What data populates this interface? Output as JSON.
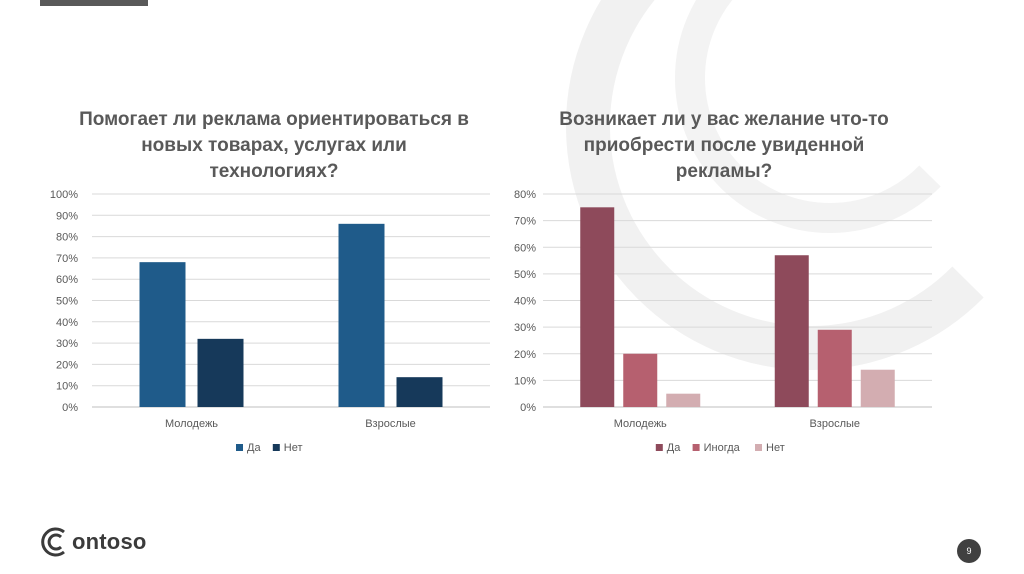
{
  "slide": {
    "page_number": "9",
    "logo_text": "ontoso",
    "accent_color": "#595959"
  },
  "chart_data": [
    {
      "type": "bar",
      "title": "Помогает ли реклама ориентироваться в новых товарах, услугах или технологиях?",
      "title_lines": [
        "Помогает ли реклама ориентироваться в",
        "новых товарах, услугах или",
        "технологиях?"
      ],
      "categories": [
        "Молодежь",
        "Взрослые"
      ],
      "series": [
        {
          "name": "Да",
          "values": [
            68,
            86
          ],
          "color": "#1f5b8a"
        },
        {
          "name": "Нет",
          "values": [
            32,
            14
          ],
          "color": "#16395a"
        }
      ],
      "ylim": [
        0,
        100
      ],
      "yticks": [
        0,
        10,
        20,
        30,
        40,
        50,
        60,
        70,
        80,
        90,
        100
      ],
      "y_unit": "%",
      "grid": true,
      "legend_position": "bottom"
    },
    {
      "type": "bar",
      "title": "Возникает ли у вас желание что-то приобрести после увиденной рекламы?",
      "title_lines": [
        "Возникает ли у вас желание что-то",
        "приобрести после увиденной",
        "рекламы?"
      ],
      "categories": [
        "Молодежь",
        "Взрослые"
      ],
      "series": [
        {
          "name": "Да",
          "values": [
            75,
            57
          ],
          "color": "#8e4a5b"
        },
        {
          "name": "Иногда",
          "values": [
            20,
            29
          ],
          "color": "#b6606f"
        },
        {
          "name": "Нет",
          "values": [
            5,
            14
          ],
          "color": "#d3adb1"
        }
      ],
      "ylim": [
        0,
        80
      ],
      "yticks": [
        0,
        10,
        20,
        30,
        40,
        50,
        60,
        70,
        80
      ],
      "y_unit": "%",
      "grid": true,
      "legend_position": "bottom"
    }
  ]
}
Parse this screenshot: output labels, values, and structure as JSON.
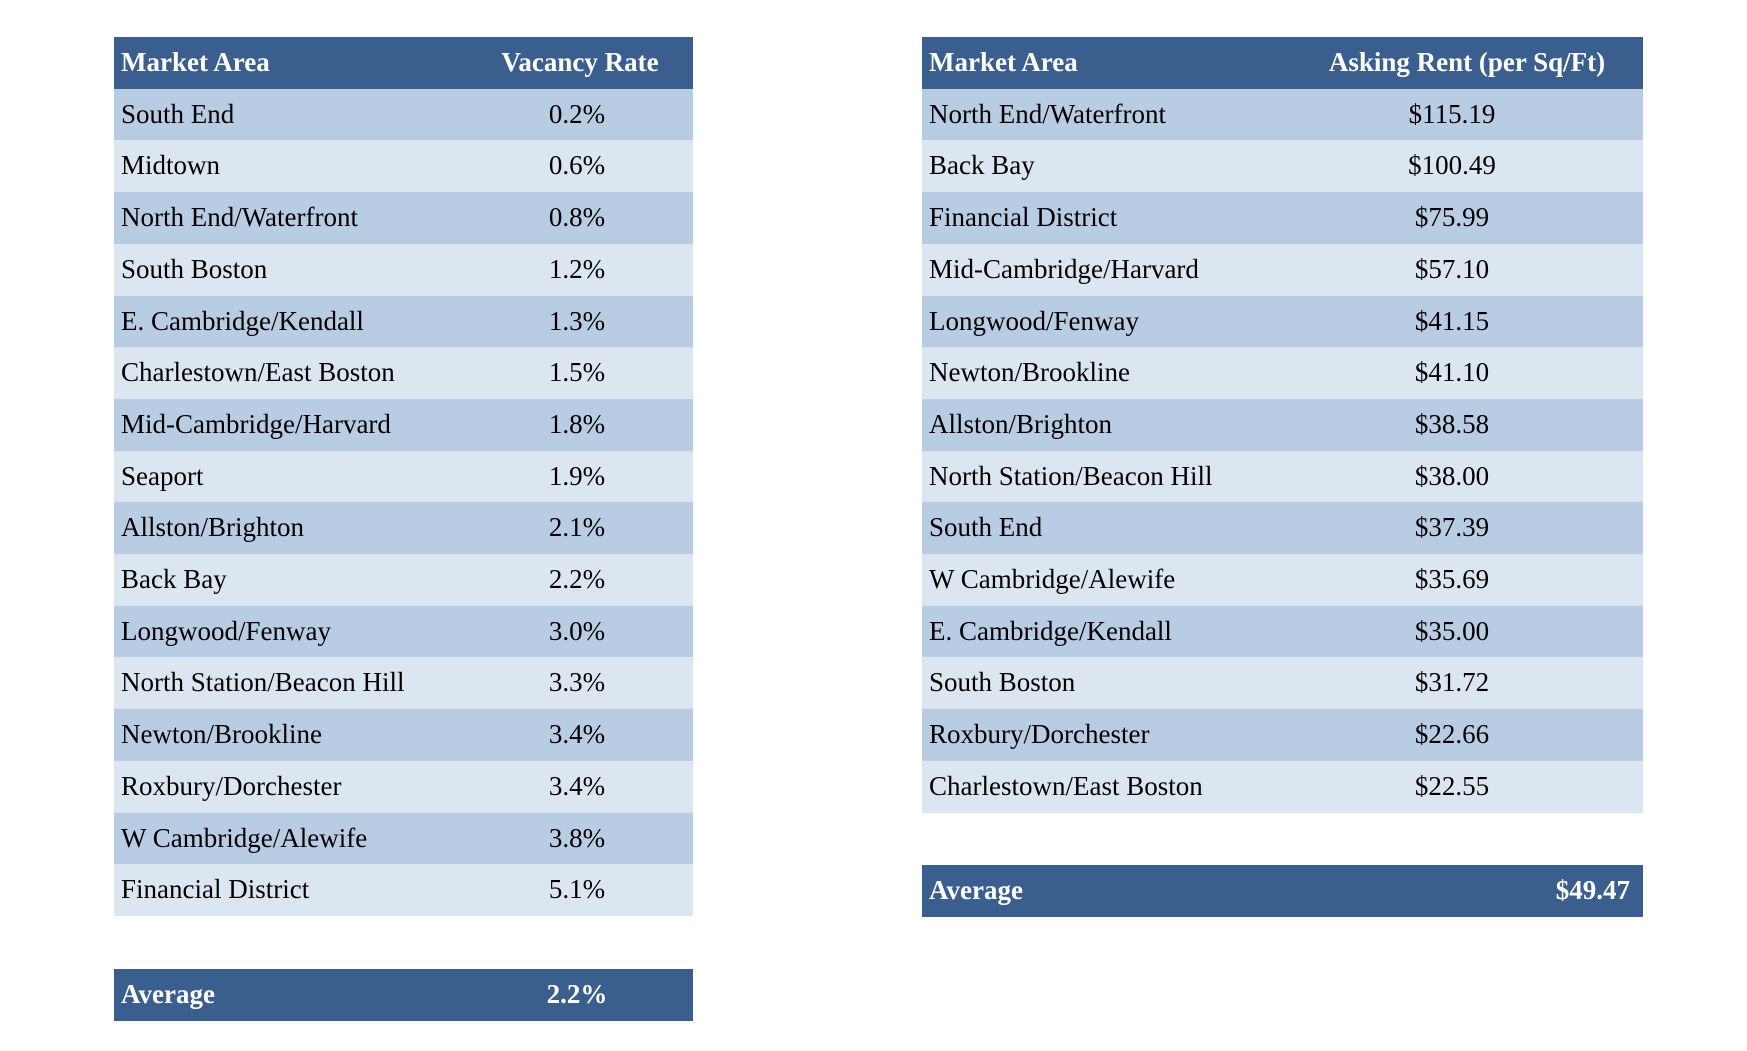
{
  "tables": [
    {
      "header": [
        "Market Area",
        "Vacancy Rate"
      ],
      "rows": [
        [
          "South End",
          "0.2%"
        ],
        [
          "Midtown",
          "0.6%"
        ],
        [
          "North End/Waterfront",
          "0.8%"
        ],
        [
          "South Boston",
          "1.2%"
        ],
        [
          "E. Cambridge/Kendall",
          "1.3%"
        ],
        [
          "Charlestown/East Boston",
          "1.5%"
        ],
        [
          "Mid-Cambridge/Harvard",
          "1.8%"
        ],
        [
          "Seaport",
          "1.9%"
        ],
        [
          "Allston/Brighton",
          "2.1%"
        ],
        [
          "Back Bay",
          "2.2%"
        ],
        [
          "Longwood/Fenway",
          "3.0%"
        ],
        [
          "North Station/Beacon Hill",
          "3.3%"
        ],
        [
          "Newton/Brookline",
          "3.4%"
        ],
        [
          "Roxbury/Dorchester",
          "3.4%"
        ],
        [
          "W Cambridge/Alewife",
          "3.8%"
        ],
        [
          "Financial District",
          "5.1%"
        ]
      ],
      "average": [
        "Average",
        "2.2%"
      ]
    },
    {
      "header": [
        "Market Area",
        "Asking Rent (per Sq/Ft)"
      ],
      "rows": [
        [
          "North End/Waterfront",
          "$115.19"
        ],
        [
          "Back Bay",
          "$100.49"
        ],
        [
          "Financial District",
          "$75.99"
        ],
        [
          "Mid-Cambridge/Harvard",
          "$57.10"
        ],
        [
          "Longwood/Fenway",
          "$41.15"
        ],
        [
          "Newton/Brookline",
          "$41.10"
        ],
        [
          "Allston/Brighton",
          "$38.58"
        ],
        [
          "North Station/Beacon Hill",
          "$38.00"
        ],
        [
          "South End",
          "$37.39"
        ],
        [
          "W Cambridge/Alewife",
          "$35.69"
        ],
        [
          "E. Cambridge/Kendall",
          "$35.00"
        ],
        [
          "South Boston",
          "$31.72"
        ],
        [
          "Roxbury/Dorchester",
          "$22.66"
        ],
        [
          "Charlestown/East Boston",
          "$22.55"
        ]
      ],
      "average": [
        "Average",
        "$49.47"
      ]
    }
  ]
}
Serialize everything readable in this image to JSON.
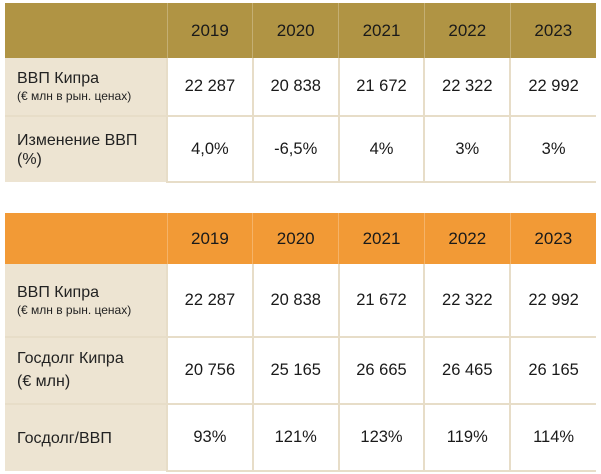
··········
= SET EXERCISE =
Pull out each line holding the string "технологиях".

= SOLUTION TO THIS EXERCISE =
      "title": "Помогает ли реклама ориентироваться в новых товарах, услугах или технологиях?",
        "технологиях?"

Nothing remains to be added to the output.